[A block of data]
----------------

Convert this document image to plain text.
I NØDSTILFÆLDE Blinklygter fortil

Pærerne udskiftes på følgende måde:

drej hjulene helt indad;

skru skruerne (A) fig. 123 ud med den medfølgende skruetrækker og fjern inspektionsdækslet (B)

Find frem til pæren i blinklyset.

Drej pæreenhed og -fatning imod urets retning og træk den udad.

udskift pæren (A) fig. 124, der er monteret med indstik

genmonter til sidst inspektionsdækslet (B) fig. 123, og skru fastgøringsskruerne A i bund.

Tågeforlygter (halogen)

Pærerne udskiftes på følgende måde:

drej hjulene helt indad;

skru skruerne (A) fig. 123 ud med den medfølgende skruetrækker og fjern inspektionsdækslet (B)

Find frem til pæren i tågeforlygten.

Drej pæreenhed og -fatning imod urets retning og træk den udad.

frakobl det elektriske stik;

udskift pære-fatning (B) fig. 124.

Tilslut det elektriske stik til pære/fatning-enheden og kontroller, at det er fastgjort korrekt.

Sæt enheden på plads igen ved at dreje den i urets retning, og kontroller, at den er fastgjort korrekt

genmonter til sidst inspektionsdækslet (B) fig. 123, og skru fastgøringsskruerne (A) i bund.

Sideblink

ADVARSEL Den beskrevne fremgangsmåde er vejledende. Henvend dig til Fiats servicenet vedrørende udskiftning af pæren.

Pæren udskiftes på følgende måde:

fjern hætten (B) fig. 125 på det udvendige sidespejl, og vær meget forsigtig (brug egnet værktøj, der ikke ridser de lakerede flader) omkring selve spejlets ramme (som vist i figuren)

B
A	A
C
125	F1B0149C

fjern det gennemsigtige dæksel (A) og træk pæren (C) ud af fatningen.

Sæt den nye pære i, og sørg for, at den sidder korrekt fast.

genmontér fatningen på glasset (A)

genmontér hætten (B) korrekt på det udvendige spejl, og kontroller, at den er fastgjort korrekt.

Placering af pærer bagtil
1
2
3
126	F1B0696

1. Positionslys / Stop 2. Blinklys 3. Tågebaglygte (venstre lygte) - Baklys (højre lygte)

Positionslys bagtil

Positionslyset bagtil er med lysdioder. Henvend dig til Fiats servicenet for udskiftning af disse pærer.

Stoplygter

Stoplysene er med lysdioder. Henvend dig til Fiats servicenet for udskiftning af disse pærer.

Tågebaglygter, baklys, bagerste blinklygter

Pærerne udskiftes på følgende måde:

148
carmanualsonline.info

----------------

# STATED TASK
From the data, collect all lines where the string "kontroller" appears.

# COMPLETE RESPONSE
Tilslut det elektriske stik til pære/fatning-enheden og kontroller, at det er fastgjort korrekt.
Sæt enheden på plads igen ved at dreje den i urets retning, og kontroller, at den er fastgjort korrekt
genmontér hætten (B) korrekt på det udvendige spejl, og kontroller, at den er fastgjort korrekt.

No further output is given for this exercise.